§ What the task asks
From the entries below, count every line that contains the word "Dollar". Please give the number and nothing else.

☆ ☆ ☆ ☆

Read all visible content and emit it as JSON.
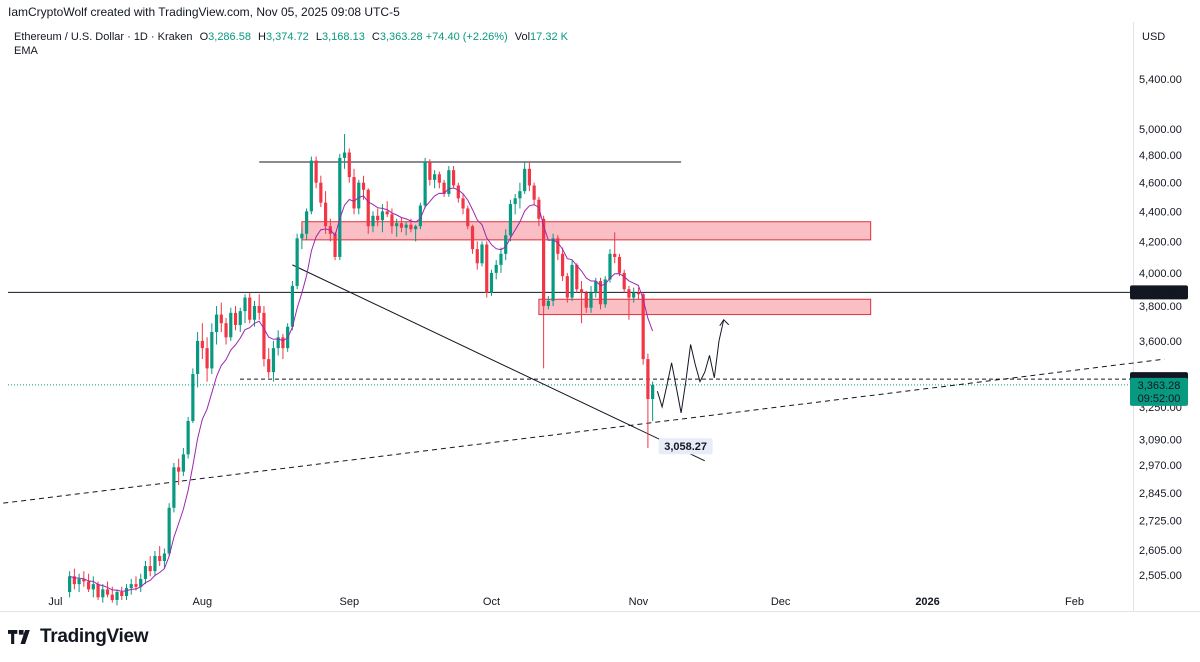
{
  "header": {
    "credit": "IamCryptoWolf created with TradingView.com, Nov 05, 2025 09:08 UTC-5"
  },
  "legend": {
    "symbol": "Ethereum / U.S. Dollar · 1D · Kraken",
    "open_label": "O",
    "open": "3,286.58",
    "high_label": "H",
    "high": "3,374.72",
    "low_label": "L",
    "low": "3,168.13",
    "close_label": "C",
    "close": "3,363.28",
    "change": "+74.40 (+2.26%)",
    "vol_label": "Vol",
    "vol": "17.32 K",
    "indicator": "EMA"
  },
  "footer": {
    "brand": "TradingView"
  },
  "colors": {
    "up": "#089981",
    "down": "#f23645",
    "ema": "#9c27b0",
    "zone_fill": "#f7a9b0",
    "zone_stroke": "#e0303c",
    "price_tag": "#089981",
    "level_tag": "#131722"
  },
  "chart_data": {
    "type": "candlestick",
    "title": "Ethereum / U.S. Dollar · 1D · Kraken",
    "currency_label": "USD",
    "y_scale": "log",
    "ylim": [
      2440,
      6000
    ],
    "y_ticks": [
      "5,400.00",
      "5,000.00",
      "4,800.00",
      "4,600.00",
      "4,400.00",
      "4,200.00",
      "4,000.00",
      "3,800.00",
      "3,600.00",
      "3,250.00",
      "3,090.00",
      "2,970.00",
      "2,845.00",
      "2,725.00",
      "2,605.00",
      "2,505.00"
    ],
    "x_ticks": [
      "Jul",
      "Aug",
      "Sep",
      "Oct",
      "Nov",
      "Dec",
      "2026",
      "Feb"
    ],
    "date_range": [
      "2025-06-21",
      "2026-02-20"
    ],
    "levels": [
      {
        "label": "3,880.98",
        "value": 3880.98,
        "style": "solid"
      },
      {
        "label": "3,392.97",
        "value": 3392.97,
        "style": "dashed"
      }
    ],
    "last_price": {
      "label": "3,363.28",
      "value": 3363.28,
      "countdown": "09:52:00"
    },
    "low_marker": {
      "label": "3,058.27",
      "value": 3058.27,
      "date": "2025-11-04"
    },
    "zones": [
      {
        "from": "2025-08-22",
        "to": "2025-12-20",
        "top": 4330,
        "bottom": 4210
      },
      {
        "from": "2025-10-11",
        "to": "2025-12-20",
        "top": 3840,
        "bottom": 3750
      }
    ],
    "lines": [
      {
        "name": "resistance",
        "from": [
          "2025-08-13",
          4750
        ],
        "to": [
          "2025-11-10",
          4750
        ],
        "style": "solid"
      },
      {
        "name": "falling trendline",
        "from": [
          "2025-08-20",
          4050
        ],
        "to": [
          "2025-11-15",
          2990
        ],
        "style": "solid"
      },
      {
        "name": "rising trendline",
        "from": [
          "2025-06-20",
          2800
        ],
        "to": [
          "2026-02-20",
          3500
        ],
        "style": "dashed"
      }
    ],
    "projection": [
      [
        "2025-11-05",
        3330
      ],
      [
        "2025-11-06",
        3250
      ],
      [
        "2025-11-07",
        3360
      ],
      [
        "2025-11-08",
        3480
      ],
      [
        "2025-11-09",
        3350
      ],
      [
        "2025-11-10",
        3220
      ],
      [
        "2025-11-11",
        3380
      ],
      [
        "2025-11-12",
        3580
      ],
      [
        "2025-11-13",
        3470
      ],
      [
        "2025-11-14",
        3380
      ],
      [
        "2025-11-15",
        3430
      ],
      [
        "2025-11-16",
        3520
      ],
      [
        "2025-11-17",
        3400
      ],
      [
        "2025-11-18",
        3600
      ],
      [
        "2025-11-19",
        3720
      ]
    ],
    "candles_ohlc": [
      [
        2440,
        2520,
        2420,
        2500
      ],
      [
        2500,
        2530,
        2450,
        2470
      ],
      [
        2470,
        2510,
        2440,
        2490
      ],
      [
        2490,
        2520,
        2460,
        2480
      ],
      [
        2480,
        2510,
        2440,
        2450
      ],
      [
        2450,
        2500,
        2420,
        2470
      ],
      [
        2470,
        2480,
        2410,
        2420
      ],
      [
        2420,
        2470,
        2400,
        2450
      ],
      [
        2450,
        2480,
        2420,
        2430
      ],
      [
        2430,
        2460,
        2400,
        2410
      ],
      [
        2410,
        2450,
        2390,
        2440
      ],
      [
        2440,
        2460,
        2410,
        2425
      ],
      [
        2425,
        2470,
        2410,
        2455
      ],
      [
        2455,
        2490,
        2430,
        2470
      ],
      [
        2470,
        2500,
        2445,
        2460
      ],
      [
        2460,
        2510,
        2440,
        2490
      ],
      [
        2490,
        2560,
        2470,
        2540
      ],
      [
        2540,
        2580,
        2500,
        2520
      ],
      [
        2520,
        2600,
        2500,
        2580
      ],
      [
        2580,
        2620,
        2540,
        2560
      ],
      [
        2560,
        2610,
        2530,
        2590
      ],
      [
        2590,
        2800,
        2580,
        2780
      ],
      [
        2780,
        2980,
        2760,
        2960
      ],
      [
        2960,
        3000,
        2880,
        2940
      ],
      [
        2940,
        3050,
        2920,
        3020
      ],
      [
        3020,
        3200,
        3000,
        3180
      ],
      [
        3180,
        3450,
        3170,
        3420
      ],
      [
        3420,
        3650,
        3350,
        3600
      ],
      [
        3600,
        3700,
        3500,
        3560
      ],
      [
        3560,
        3620,
        3380,
        3450
      ],
      [
        3450,
        3700,
        3420,
        3650
      ],
      [
        3650,
        3800,
        3580,
        3750
      ],
      [
        3750,
        3820,
        3650,
        3700
      ],
      [
        3700,
        3730,
        3580,
        3620
      ],
      [
        3620,
        3790,
        3600,
        3760
      ],
      [
        3760,
        3800,
        3660,
        3690
      ],
      [
        3690,
        3790,
        3650,
        3770
      ],
      [
        3770,
        3870,
        3700,
        3850
      ],
      [
        3850,
        3880,
        3700,
        3720
      ],
      [
        3720,
        3830,
        3680,
        3800
      ],
      [
        3800,
        3870,
        3720,
        3760
      ],
      [
        3760,
        3800,
        3460,
        3500
      ],
      [
        3500,
        3560,
        3400,
        3430
      ],
      [
        3430,
        3600,
        3380,
        3560
      ],
      [
        3560,
        3660,
        3520,
        3620
      ],
      [
        3620,
        3640,
        3500,
        3560
      ],
      [
        3560,
        3700,
        3540,
        3680
      ],
      [
        3680,
        3950,
        3660,
        3920
      ],
      [
        3920,
        4250,
        3900,
        4220
      ],
      [
        4220,
        4290,
        4150,
        4250
      ],
      [
        4250,
        4420,
        4210,
        4400
      ],
      [
        4400,
        4790,
        4380,
        4760
      ],
      [
        4760,
        4790,
        4560,
        4600
      ],
      [
        4600,
        4650,
        4430,
        4460
      ],
      [
        4460,
        4540,
        4250,
        4300
      ],
      [
        4300,
        4350,
        4200,
        4250
      ],
      [
        4250,
        4260,
        4080,
        4100
      ],
      [
        4100,
        4810,
        4080,
        4780
      ],
      [
        4780,
        4960,
        4700,
        4820
      ],
      [
        4820,
        4850,
        4600,
        4640
      ],
      [
        4640,
        4700,
        4380,
        4420
      ],
      [
        4420,
        4620,
        4380,
        4600
      ],
      [
        4600,
        4650,
        4480,
        4550
      ],
      [
        4550,
        4560,
        4250,
        4300
      ],
      [
        4300,
        4400,
        4260,
        4370
      ],
      [
        4370,
        4420,
        4300,
        4340
      ],
      [
        4340,
        4450,
        4260,
        4400
      ],
      [
        4400,
        4470,
        4360,
        4380
      ],
      [
        4380,
        4420,
        4250,
        4300
      ],
      [
        4300,
        4350,
        4230,
        4320
      ],
      [
        4320,
        4360,
        4260,
        4290
      ],
      [
        4290,
        4330,
        4240,
        4310
      ],
      [
        4310,
        4350,
        4260,
        4280
      ],
      [
        4280,
        4310,
        4200,
        4300
      ],
      [
        4300,
        4460,
        4280,
        4440
      ],
      [
        4440,
        4780,
        4420,
        4750
      ],
      [
        4750,
        4770,
        4580,
        4620
      ],
      [
        4620,
        4690,
        4560,
        4660
      ],
      [
        4660,
        4680,
        4560,
        4600
      ],
      [
        4600,
        4620,
        4500,
        4520
      ],
      [
        4520,
        4720,
        4500,
        4690
      ],
      [
        4690,
        4720,
        4560,
        4580
      ],
      [
        4580,
        4600,
        4460,
        4490
      ],
      [
        4490,
        4520,
        4380,
        4420
      ],
      [
        4420,
        4440,
        4280,
        4300
      ],
      [
        4300,
        4310,
        4120,
        4150
      ],
      [
        4150,
        4200,
        4020,
        4060
      ],
      [
        4060,
        4200,
        4040,
        4180
      ],
      [
        4180,
        4200,
        3850,
        3880
      ],
      [
        3880,
        4020,
        3860,
        4000
      ],
      [
        4000,
        4080,
        3960,
        4050
      ],
      [
        4050,
        4160,
        4000,
        4120
      ],
      [
        4120,
        4280,
        4080,
        4240
      ],
      [
        4240,
        4480,
        4200,
        4450
      ],
      [
        4450,
        4520,
        4380,
        4490
      ],
      [
        4490,
        4600,
        4420,
        4540
      ],
      [
        4540,
        4750,
        4520,
        4700
      ],
      [
        4700,
        4750,
        4540,
        4580
      ],
      [
        4580,
        4600,
        4440,
        4480
      ],
      [
        4480,
        4500,
        4300,
        4350
      ],
      [
        4350,
        4370,
        3450,
        3800
      ],
      [
        3800,
        3860,
        3780,
        3830
      ],
      [
        3830,
        4250,
        3800,
        4220
      ],
      [
        4220,
        4240,
        4080,
        4120
      ],
      [
        4120,
        4160,
        3950,
        3980
      ],
      [
        3980,
        4000,
        3820,
        3850
      ],
      [
        3850,
        4080,
        3830,
        4050
      ],
      [
        4050,
        4060,
        3880,
        3900
      ],
      [
        3900,
        3950,
        3700,
        3880
      ],
      [
        3880,
        3890,
        3760,
        3790
      ],
      [
        3790,
        3920,
        3760,
        3880
      ],
      [
        3880,
        3970,
        3850,
        3950
      ],
      [
        3950,
        3970,
        3780,
        3810
      ],
      [
        3810,
        3980,
        3790,
        3960
      ],
      [
        3960,
        4150,
        3940,
        4120
      ],
      [
        4120,
        4260,
        4060,
        4100
      ],
      [
        4100,
        4120,
        3980,
        4000
      ],
      [
        4000,
        4020,
        3880,
        3900
      ],
      [
        3900,
        3920,
        3720,
        3850
      ],
      [
        3850,
        3910,
        3820,
        3880
      ],
      [
        3880,
        3910,
        3840,
        3870
      ],
      [
        3870,
        3880,
        3470,
        3500
      ],
      [
        3500,
        3530,
        3050,
        3290
      ],
      [
        3290,
        3380,
        3180,
        3363
      ]
    ]
  }
}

☆ ☆ ☆ ☆

§ Worked solution
2